> [Data excerpts]
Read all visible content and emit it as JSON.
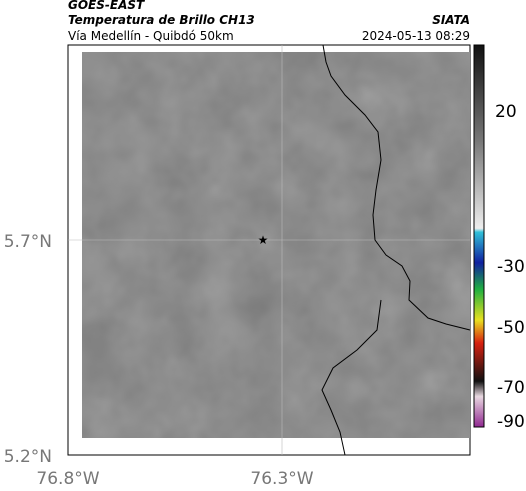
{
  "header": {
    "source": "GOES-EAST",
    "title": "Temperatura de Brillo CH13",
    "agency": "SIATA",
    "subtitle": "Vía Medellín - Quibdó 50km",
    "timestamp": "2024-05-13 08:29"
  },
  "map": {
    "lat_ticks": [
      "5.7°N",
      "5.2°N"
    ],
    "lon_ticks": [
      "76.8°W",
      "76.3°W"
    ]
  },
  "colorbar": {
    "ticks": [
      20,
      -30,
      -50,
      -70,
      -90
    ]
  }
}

---

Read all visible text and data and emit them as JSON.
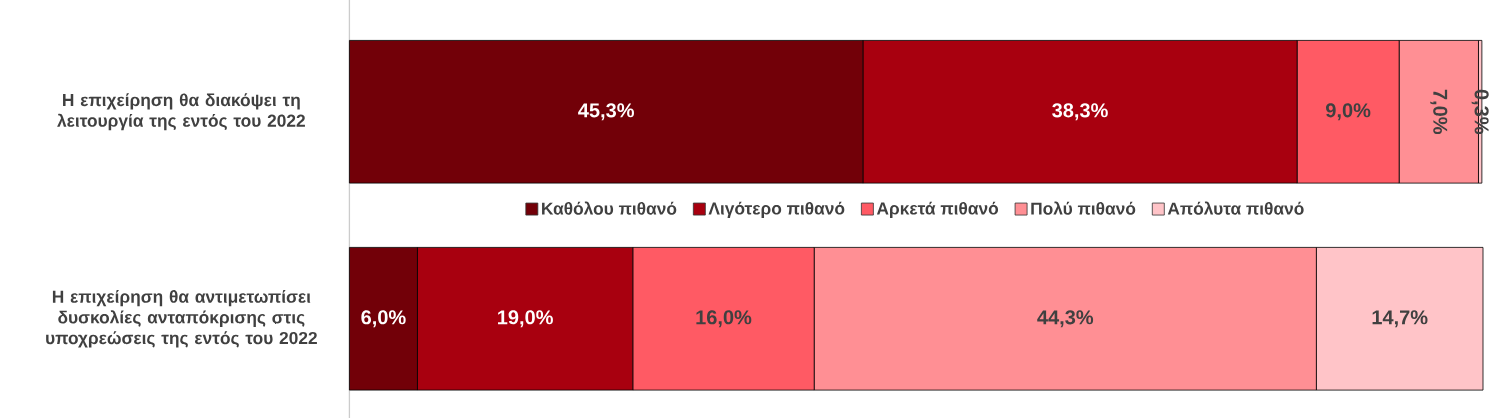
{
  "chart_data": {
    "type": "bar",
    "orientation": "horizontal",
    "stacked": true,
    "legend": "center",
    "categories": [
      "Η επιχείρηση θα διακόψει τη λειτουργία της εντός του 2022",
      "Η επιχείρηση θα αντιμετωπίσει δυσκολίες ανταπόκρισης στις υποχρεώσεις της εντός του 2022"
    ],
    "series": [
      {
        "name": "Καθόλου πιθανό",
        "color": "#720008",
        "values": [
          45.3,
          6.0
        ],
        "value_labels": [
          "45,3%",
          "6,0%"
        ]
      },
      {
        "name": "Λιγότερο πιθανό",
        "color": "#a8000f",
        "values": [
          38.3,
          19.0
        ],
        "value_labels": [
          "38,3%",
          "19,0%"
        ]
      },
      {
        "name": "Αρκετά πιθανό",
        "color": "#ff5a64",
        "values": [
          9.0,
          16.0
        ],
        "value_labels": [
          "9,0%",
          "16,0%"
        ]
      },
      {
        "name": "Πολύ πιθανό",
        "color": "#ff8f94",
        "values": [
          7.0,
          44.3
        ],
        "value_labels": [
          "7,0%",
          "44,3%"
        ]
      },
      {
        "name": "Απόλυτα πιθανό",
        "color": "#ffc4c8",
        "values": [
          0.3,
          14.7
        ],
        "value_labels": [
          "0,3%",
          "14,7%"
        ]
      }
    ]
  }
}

> [Task details]
Extract each line from the entries above that contains the string "JSON".

> [Solution to the exercise]
Read all visible content and emit it as JSON.
Read all visible text and data and emit them as JSON.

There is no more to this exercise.